§ **Exercise prompt**
Everything in the listing should be restated word for word.

§ **Entries supplied**
begin
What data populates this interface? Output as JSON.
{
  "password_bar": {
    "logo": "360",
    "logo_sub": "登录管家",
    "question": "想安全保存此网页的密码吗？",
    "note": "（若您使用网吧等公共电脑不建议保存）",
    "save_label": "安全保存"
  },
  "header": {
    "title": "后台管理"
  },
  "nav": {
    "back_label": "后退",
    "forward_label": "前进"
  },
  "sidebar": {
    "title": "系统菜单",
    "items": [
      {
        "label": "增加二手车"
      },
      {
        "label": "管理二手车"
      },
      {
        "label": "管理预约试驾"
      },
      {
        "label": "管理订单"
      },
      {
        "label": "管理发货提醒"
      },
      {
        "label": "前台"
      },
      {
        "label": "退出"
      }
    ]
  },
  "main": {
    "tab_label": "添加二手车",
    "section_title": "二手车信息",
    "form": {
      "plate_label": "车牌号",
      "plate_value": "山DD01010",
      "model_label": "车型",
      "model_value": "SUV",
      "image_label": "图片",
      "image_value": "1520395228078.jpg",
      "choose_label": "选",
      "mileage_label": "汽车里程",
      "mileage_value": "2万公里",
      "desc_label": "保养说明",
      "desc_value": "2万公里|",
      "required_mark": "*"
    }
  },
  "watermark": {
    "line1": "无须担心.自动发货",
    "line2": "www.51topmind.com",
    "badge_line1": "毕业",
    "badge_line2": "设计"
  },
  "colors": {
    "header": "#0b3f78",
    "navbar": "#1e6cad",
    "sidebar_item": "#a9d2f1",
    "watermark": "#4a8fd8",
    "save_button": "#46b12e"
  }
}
end
§ **Reply to the exercise**
What data populates this interface? Output as JSON.
{
  "password_bar": {
    "logo": "360",
    "logo_sub": "登录管家",
    "question": "想安全保存此网页的密码吗？",
    "note": "（若您使用网吧等公共电脑不建议保存）",
    "save_label": "安全保存"
  },
  "header": {
    "title": "后台管理"
  },
  "nav": {
    "back_label": "后退",
    "forward_label": "前进"
  },
  "sidebar": {
    "title": "系统菜单",
    "items": [
      {
        "label": "增加二手车"
      },
      {
        "label": "管理二手车"
      },
      {
        "label": "管理预约试驾"
      },
      {
        "label": "管理订单"
      },
      {
        "label": "管理发货提醒"
      },
      {
        "label": "前台"
      },
      {
        "label": "退出"
      }
    ]
  },
  "main": {
    "tab_label": "添加二手车",
    "section_title": "二手车信息",
    "form": {
      "plate_label": "车牌号",
      "plate_value": "山DD01010",
      "model_label": "车型",
      "model_value": "SUV",
      "image_label": "图片",
      "image_value": "1520395228078.jpg",
      "choose_label": "选",
      "mileage_label": "汽车里程",
      "mileage_value": "2万公里",
      "desc_label": "保养说明",
      "desc_value": "2万公里|",
      "required_mark": "*"
    }
  },
  "watermark": {
    "line1": "无须担心.自动发货",
    "line2": "www.51topmind.com",
    "badge_line1": "毕业",
    "badge_line2": "设计"
  },
  "colors": {
    "header": "#0b3f78",
    "navbar": "#1e6cad",
    "sidebar_item": "#a9d2f1",
    "watermark": "#4a8fd8",
    "save_button": "#46b12e"
  }
}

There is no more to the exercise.